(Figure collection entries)
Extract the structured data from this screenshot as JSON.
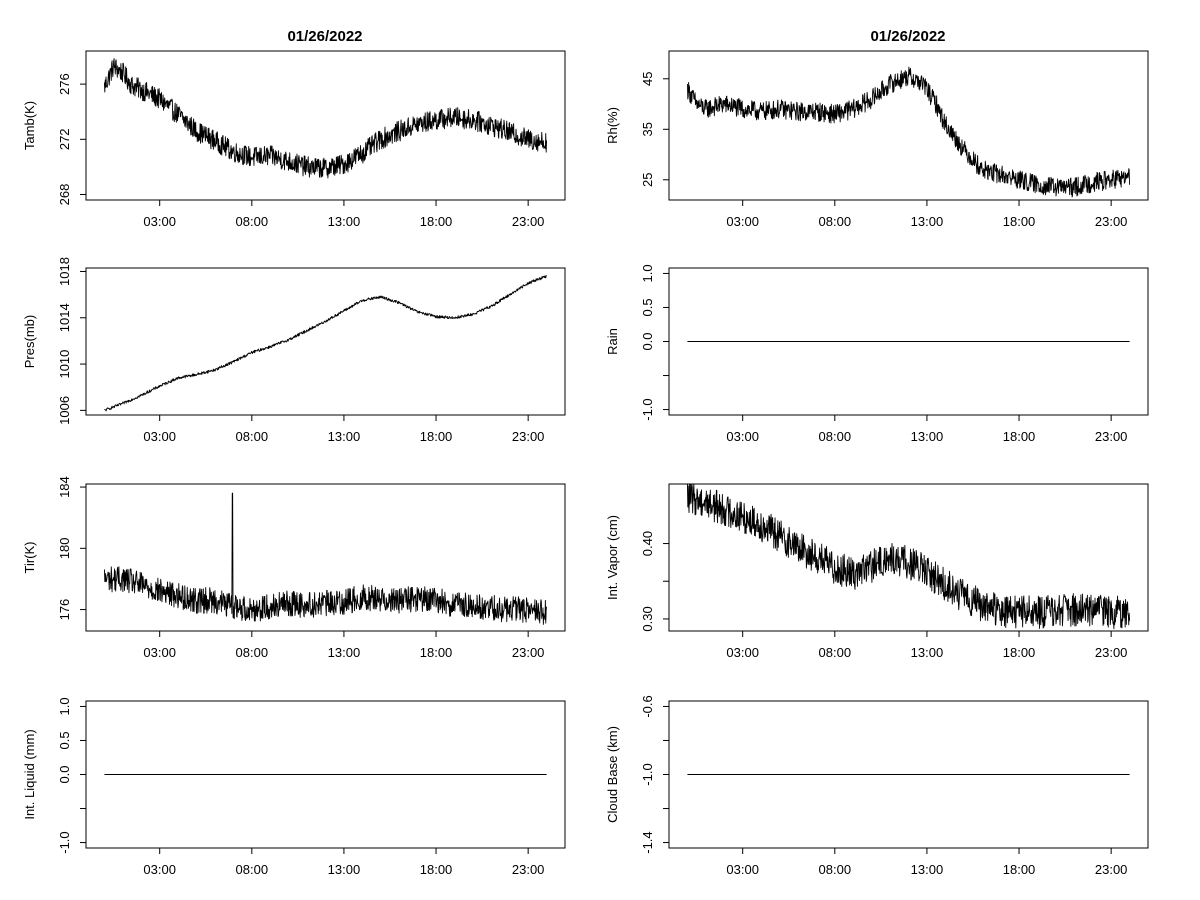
{
  "titles": [
    "01/26/2022",
    "01/26/2022"
  ],
  "chart_data": [
    {
      "id": "tamb",
      "type": "line",
      "title": "01/26/2022",
      "ylabel": "Tamb(K)",
      "xlabel": "",
      "x_ticks": [
        "03:00",
        "08:00",
        "13:00",
        "18:00",
        "23:00"
      ],
      "x_tick_hours": [
        3,
        8,
        13,
        18,
        23
      ],
      "xlim_hours": [
        -1,
        25
      ],
      "ylim": [
        267.6,
        278.4
      ],
      "y_ticks": [
        268,
        272,
        276
      ],
      "y_tick_labels": [
        "268",
        "272",
        "276"
      ],
      "x_hours": [
        0,
        0.5,
        1,
        1.5,
        2,
        3,
        4,
        5,
        6,
        7,
        8,
        9,
        10,
        11,
        12,
        13,
        14,
        15,
        16,
        17,
        18,
        19,
        20,
        21,
        22,
        23,
        24
      ],
      "values": [
        275.8,
        277.3,
        276.8,
        275.9,
        275.6,
        274.9,
        273.8,
        272.6,
        271.9,
        271.1,
        270.7,
        270.8,
        270.4,
        270.0,
        269.9,
        270.2,
        271.0,
        272.0,
        272.6,
        273.1,
        273.4,
        273.6,
        273.4,
        273.0,
        272.5,
        272.0,
        271.8
      ],
      "noise": 0.75
    },
    {
      "id": "rh",
      "type": "line",
      "title": "01/26/2022",
      "ylabel": "Rh(%)",
      "xlabel": "",
      "x_ticks": [
        "03:00",
        "08:00",
        "13:00",
        "18:00",
        "23:00"
      ],
      "x_tick_hours": [
        3,
        8,
        13,
        18,
        23
      ],
      "xlim_hours": [
        -1,
        25
      ],
      "ylim": [
        21,
        50.5
      ],
      "y_ticks": [
        25,
        35,
        45
      ],
      "y_tick_labels": [
        "25",
        "35",
        "45"
      ],
      "x_hours": [
        0,
        0.5,
        1,
        2,
        3,
        4,
        5,
        6,
        7,
        8,
        9,
        10,
        11,
        12,
        12.8,
        13.5,
        14,
        15,
        16,
        17,
        18,
        19,
        20,
        21,
        22,
        23,
        24
      ],
      "values": [
        43,
        40,
        39,
        40,
        39,
        38.5,
        39,
        38.5,
        38.5,
        38,
        39,
        41,
        44,
        45.5,
        44,
        40,
        36,
        31,
        27,
        26,
        25,
        24,
        23.5,
        23.5,
        24.5,
        25,
        25.5
      ],
      "noise": 1.9
    },
    {
      "id": "pres",
      "type": "line",
      "title": "",
      "ylabel": "Pres(mb)",
      "xlabel": "",
      "x_ticks": [
        "03:00",
        "08:00",
        "13:00",
        "18:00",
        "23:00"
      ],
      "x_tick_hours": [
        3,
        8,
        13,
        18,
        23
      ],
      "xlim_hours": [
        -1,
        25
      ],
      "ylim": [
        1005.6,
        1018.3
      ],
      "y_ticks": [
        1006,
        1010,
        1014,
        1018
      ],
      "y_tick_labels": [
        "1006",
        "1010",
        "1014",
        "1018"
      ],
      "x_hours": [
        0,
        1,
        2,
        3,
        4,
        5,
        6,
        7,
        8,
        9,
        10,
        11,
        12,
        13,
        14,
        15,
        16,
        17,
        18,
        19,
        20,
        21,
        22,
        23,
        24
      ],
      "values": [
        1006.0,
        1006.6,
        1007.3,
        1008.1,
        1008.8,
        1009.1,
        1009.5,
        1010.2,
        1011.0,
        1011.5,
        1012.1,
        1012.9,
        1013.7,
        1014.6,
        1015.5,
        1015.8,
        1015.3,
        1014.5,
        1014.1,
        1014.0,
        1014.3,
        1015.0,
        1016.0,
        1017.0,
        1017.6
      ],
      "noise": 0.12
    },
    {
      "id": "rain",
      "type": "line",
      "title": "",
      "ylabel": "Rain",
      "xlabel": "",
      "x_ticks": [
        "03:00",
        "08:00",
        "13:00",
        "18:00",
        "23:00"
      ],
      "x_tick_hours": [
        3,
        8,
        13,
        18,
        23
      ],
      "xlim_hours": [
        -1,
        25
      ],
      "ylim": [
        -1.08,
        1.08
      ],
      "y_ticks": [
        -1.0,
        -0.5,
        0.0,
        0.5,
        1.0
      ],
      "y_tick_labels": [
        "-1.0",
        "",
        "0.0",
        "0.5",
        "1.0"
      ],
      "x_hours": [
        0,
        24
      ],
      "values": [
        0,
        0
      ],
      "noise": 0
    },
    {
      "id": "tir",
      "type": "line",
      "title": "",
      "ylabel": "Tir(K)",
      "xlabel": "",
      "x_ticks": [
        "03:00",
        "08:00",
        "13:00",
        "18:00",
        "23:00"
      ],
      "x_tick_hours": [
        3,
        8,
        13,
        18,
        23
      ],
      "xlim_hours": [
        -1,
        25
      ],
      "ylim": [
        174.6,
        184.2
      ],
      "y_ticks": [
        176,
        180,
        184
      ],
      "y_tick_labels": [
        "176",
        "180",
        "184"
      ],
      "x_hours": [
        0,
        1,
        2,
        3,
        4,
        5,
        6,
        7,
        8,
        9,
        10,
        11,
        12,
        13,
        14,
        15,
        16,
        17,
        18,
        19,
        20,
        21,
        22,
        23,
        24
      ],
      "values": [
        178.0,
        178.0,
        177.6,
        177.2,
        176.9,
        176.6,
        176.6,
        176.2,
        176.0,
        176.2,
        176.4,
        176.3,
        176.4,
        176.5,
        176.8,
        176.7,
        176.6,
        176.7,
        176.6,
        176.3,
        176.2,
        176.1,
        176.0,
        176.0,
        175.8
      ],
      "spike_hour": 6.95,
      "spike_value": 183.6,
      "noise": 0.85
    },
    {
      "id": "vapor",
      "type": "line",
      "title": "",
      "ylabel": "Int. Vapor (cm)",
      "xlabel": "",
      "x_ticks": [
        "03:00",
        "08:00",
        "13:00",
        "18:00",
        "23:00"
      ],
      "x_tick_hours": [
        3,
        8,
        13,
        18,
        23
      ],
      "xlim_hours": [
        -1,
        25
      ],
      "ylim": [
        0.284,
        0.479
      ],
      "y_ticks": [
        0.3,
        0.35,
        0.4
      ],
      "y_tick_labels": [
        "0.30",
        "",
        "0.40"
      ],
      "x_hours": [
        0,
        1,
        2,
        3,
        4,
        5,
        6,
        7,
        8,
        9,
        10,
        11,
        12,
        13,
        14,
        15,
        16,
        17,
        18,
        19,
        20,
        21,
        22,
        23,
        24
      ],
      "values": [
        0.462,
        0.455,
        0.445,
        0.435,
        0.425,
        0.41,
        0.395,
        0.382,
        0.368,
        0.36,
        0.37,
        0.38,
        0.375,
        0.362,
        0.345,
        0.33,
        0.318,
        0.31,
        0.31,
        0.309,
        0.31,
        0.312,
        0.311,
        0.309,
        0.308
      ],
      "noise": 0.022
    },
    {
      "id": "liquid",
      "type": "line",
      "title": "",
      "ylabel": "Int. Liquid (mm)",
      "xlabel": "",
      "x_ticks": [
        "03:00",
        "08:00",
        "13:00",
        "18:00",
        "23:00"
      ],
      "x_tick_hours": [
        3,
        8,
        13,
        18,
        23
      ],
      "xlim_hours": [
        -1,
        25
      ],
      "ylim": [
        -1.08,
        1.08
      ],
      "y_ticks": [
        -1.0,
        -0.5,
        0.0,
        0.5,
        1.0
      ],
      "y_tick_labels": [
        "-1.0",
        "",
        "0.0",
        "0.5",
        "1.0"
      ],
      "x_hours": [
        0,
        24
      ],
      "values": [
        0,
        0
      ],
      "noise": 0
    },
    {
      "id": "cloud",
      "type": "line",
      "title": "",
      "ylabel": "Cloud Base (km)",
      "xlabel": "",
      "x_ticks": [
        "03:00",
        "08:00",
        "13:00",
        "18:00",
        "23:00"
      ],
      "x_tick_hours": [
        3,
        8,
        13,
        18,
        23
      ],
      "xlim_hours": [
        -1,
        25
      ],
      "ylim": [
        -1.432,
        -0.568
      ],
      "y_ticks": [
        -1.4,
        -1.2,
        -1.0,
        -0.8,
        -0.6
      ],
      "y_tick_labels": [
        "-1.4",
        "",
        "-1.0",
        "",
        "-0.6"
      ],
      "x_hours": [
        0,
        24
      ],
      "values": [
        -1.0,
        -1.0
      ],
      "noise": 0
    }
  ]
}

Work to do - Determine the number of lines where the string "ylabel" occurs, and give that number only.

Response - 8